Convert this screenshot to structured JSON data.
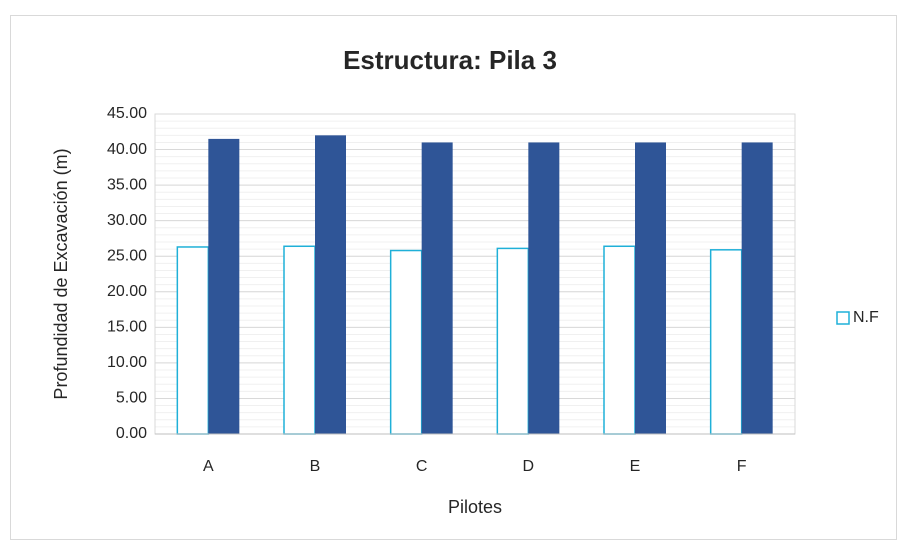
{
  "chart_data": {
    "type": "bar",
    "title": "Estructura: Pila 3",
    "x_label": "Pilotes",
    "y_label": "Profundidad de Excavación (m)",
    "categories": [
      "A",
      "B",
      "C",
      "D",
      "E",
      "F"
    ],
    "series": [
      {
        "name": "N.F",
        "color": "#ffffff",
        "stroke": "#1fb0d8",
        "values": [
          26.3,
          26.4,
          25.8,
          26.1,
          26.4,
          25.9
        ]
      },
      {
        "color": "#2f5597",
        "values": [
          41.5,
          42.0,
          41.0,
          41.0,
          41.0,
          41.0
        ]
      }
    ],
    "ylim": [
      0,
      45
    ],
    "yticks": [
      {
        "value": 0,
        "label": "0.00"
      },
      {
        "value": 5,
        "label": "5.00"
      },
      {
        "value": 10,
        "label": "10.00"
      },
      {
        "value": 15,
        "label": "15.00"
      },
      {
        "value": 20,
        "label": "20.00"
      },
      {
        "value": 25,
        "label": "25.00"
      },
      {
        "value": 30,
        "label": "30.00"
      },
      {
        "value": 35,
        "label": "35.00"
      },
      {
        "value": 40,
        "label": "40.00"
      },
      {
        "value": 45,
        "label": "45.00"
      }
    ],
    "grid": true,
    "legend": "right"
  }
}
..........
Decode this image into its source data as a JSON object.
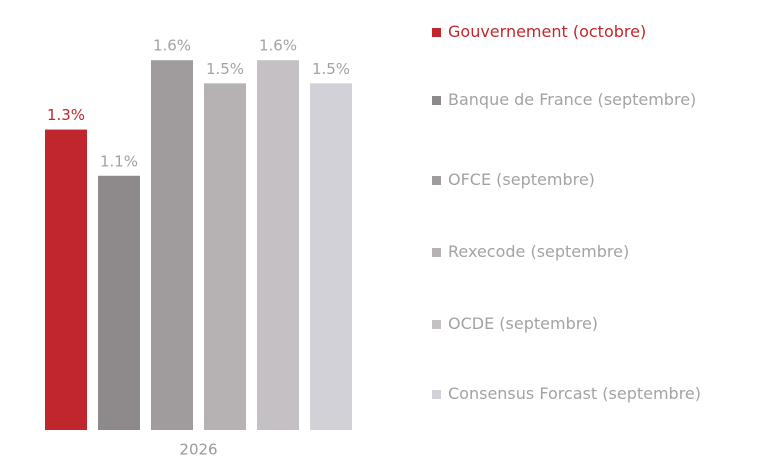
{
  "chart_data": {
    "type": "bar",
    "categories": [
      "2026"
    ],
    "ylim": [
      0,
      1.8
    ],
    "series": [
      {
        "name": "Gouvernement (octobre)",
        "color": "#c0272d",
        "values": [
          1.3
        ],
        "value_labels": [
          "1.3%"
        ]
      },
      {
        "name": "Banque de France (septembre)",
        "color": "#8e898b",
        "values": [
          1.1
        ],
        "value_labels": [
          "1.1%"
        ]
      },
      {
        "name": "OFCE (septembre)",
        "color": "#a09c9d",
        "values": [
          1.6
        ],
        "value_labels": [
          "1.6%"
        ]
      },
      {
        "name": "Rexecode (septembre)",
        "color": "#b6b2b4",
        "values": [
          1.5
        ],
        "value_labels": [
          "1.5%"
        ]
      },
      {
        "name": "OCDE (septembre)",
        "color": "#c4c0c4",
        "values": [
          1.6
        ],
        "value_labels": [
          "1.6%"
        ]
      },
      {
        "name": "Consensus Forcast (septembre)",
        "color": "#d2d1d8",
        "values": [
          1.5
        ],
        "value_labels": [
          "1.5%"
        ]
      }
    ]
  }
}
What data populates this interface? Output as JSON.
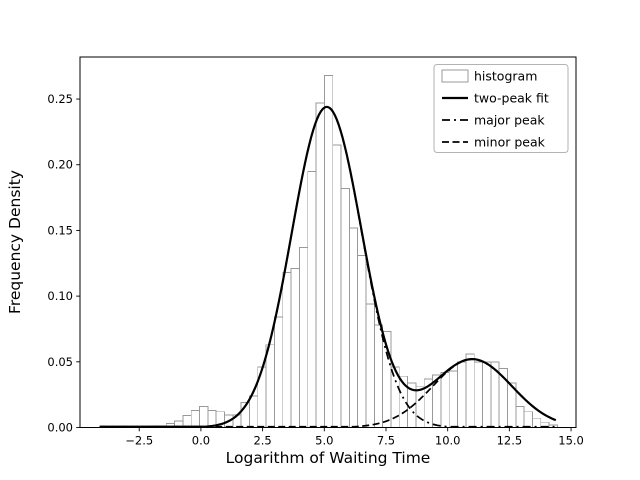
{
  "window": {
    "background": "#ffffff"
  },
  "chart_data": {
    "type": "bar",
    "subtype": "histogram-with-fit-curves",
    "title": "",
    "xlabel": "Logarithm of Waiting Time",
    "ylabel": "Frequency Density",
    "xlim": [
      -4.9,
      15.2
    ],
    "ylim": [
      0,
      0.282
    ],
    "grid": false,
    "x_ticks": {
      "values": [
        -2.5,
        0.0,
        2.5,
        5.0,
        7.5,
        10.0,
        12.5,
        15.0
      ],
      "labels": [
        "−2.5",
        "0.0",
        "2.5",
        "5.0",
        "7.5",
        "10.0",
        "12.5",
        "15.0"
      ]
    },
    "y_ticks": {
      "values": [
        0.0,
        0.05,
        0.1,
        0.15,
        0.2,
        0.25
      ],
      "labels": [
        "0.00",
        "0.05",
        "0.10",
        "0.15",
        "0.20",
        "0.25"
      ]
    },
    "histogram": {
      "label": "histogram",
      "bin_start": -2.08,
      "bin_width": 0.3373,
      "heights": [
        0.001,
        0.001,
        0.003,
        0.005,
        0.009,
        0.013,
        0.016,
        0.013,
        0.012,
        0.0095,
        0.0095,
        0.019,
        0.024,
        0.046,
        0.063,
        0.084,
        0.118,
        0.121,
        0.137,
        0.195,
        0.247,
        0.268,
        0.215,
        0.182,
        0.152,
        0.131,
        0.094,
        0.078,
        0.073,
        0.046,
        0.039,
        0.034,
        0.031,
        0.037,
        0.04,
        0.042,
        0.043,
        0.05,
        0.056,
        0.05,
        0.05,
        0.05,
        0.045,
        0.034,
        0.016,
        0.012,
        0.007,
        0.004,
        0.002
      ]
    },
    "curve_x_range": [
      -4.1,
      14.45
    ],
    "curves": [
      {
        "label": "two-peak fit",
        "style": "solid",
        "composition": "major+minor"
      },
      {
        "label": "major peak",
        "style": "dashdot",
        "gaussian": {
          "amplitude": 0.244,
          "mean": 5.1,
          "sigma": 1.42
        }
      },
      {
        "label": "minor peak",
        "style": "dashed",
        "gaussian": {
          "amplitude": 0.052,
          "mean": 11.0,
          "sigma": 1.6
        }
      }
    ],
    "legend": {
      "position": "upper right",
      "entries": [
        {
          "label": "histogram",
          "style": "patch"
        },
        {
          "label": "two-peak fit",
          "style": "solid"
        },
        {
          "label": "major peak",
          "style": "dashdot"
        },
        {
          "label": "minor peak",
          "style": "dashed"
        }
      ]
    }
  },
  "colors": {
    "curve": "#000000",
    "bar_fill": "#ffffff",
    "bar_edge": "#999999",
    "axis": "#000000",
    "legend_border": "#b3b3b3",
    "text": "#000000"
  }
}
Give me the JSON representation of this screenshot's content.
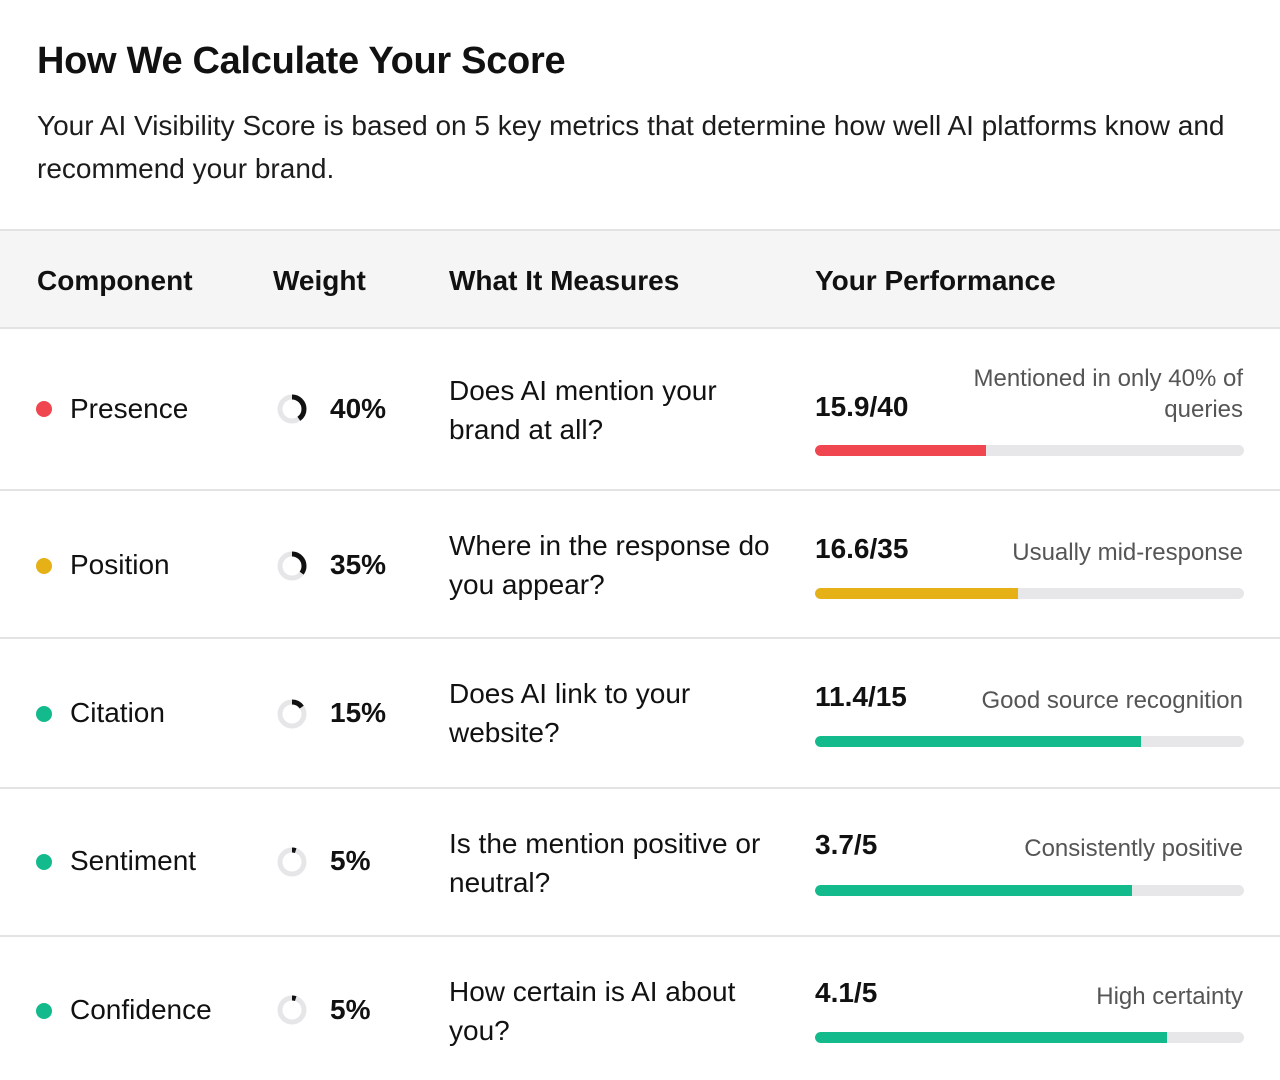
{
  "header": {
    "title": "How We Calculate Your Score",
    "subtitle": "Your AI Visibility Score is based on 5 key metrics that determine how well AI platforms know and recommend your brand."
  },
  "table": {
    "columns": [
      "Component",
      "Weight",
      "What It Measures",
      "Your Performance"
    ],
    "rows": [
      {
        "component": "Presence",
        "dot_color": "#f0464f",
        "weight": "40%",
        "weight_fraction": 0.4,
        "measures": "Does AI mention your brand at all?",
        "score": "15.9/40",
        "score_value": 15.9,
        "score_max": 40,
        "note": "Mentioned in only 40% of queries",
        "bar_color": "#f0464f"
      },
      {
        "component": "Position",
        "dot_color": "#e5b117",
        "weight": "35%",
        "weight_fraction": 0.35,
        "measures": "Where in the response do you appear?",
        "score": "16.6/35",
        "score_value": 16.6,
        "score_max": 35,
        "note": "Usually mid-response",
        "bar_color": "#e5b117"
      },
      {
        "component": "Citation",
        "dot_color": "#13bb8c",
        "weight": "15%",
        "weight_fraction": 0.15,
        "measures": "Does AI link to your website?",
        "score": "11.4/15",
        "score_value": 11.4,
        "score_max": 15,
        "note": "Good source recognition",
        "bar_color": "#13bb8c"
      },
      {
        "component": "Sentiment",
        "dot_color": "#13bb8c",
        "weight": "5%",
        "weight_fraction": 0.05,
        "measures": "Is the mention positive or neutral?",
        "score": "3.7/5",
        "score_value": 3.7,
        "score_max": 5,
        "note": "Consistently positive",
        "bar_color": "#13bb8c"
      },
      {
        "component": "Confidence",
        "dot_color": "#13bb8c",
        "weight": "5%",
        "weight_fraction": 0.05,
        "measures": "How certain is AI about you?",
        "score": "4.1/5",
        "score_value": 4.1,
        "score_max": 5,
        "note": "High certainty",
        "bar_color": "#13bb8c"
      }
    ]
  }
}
..........
Scan the listing above. Gather each line that contains the word "brand".

    "subtitle": "Your AI Visibility Score is based on 5 key metrics that determine how well AI platforms know and recommend your brand."
        "measures": "Does AI mention your brand at all?",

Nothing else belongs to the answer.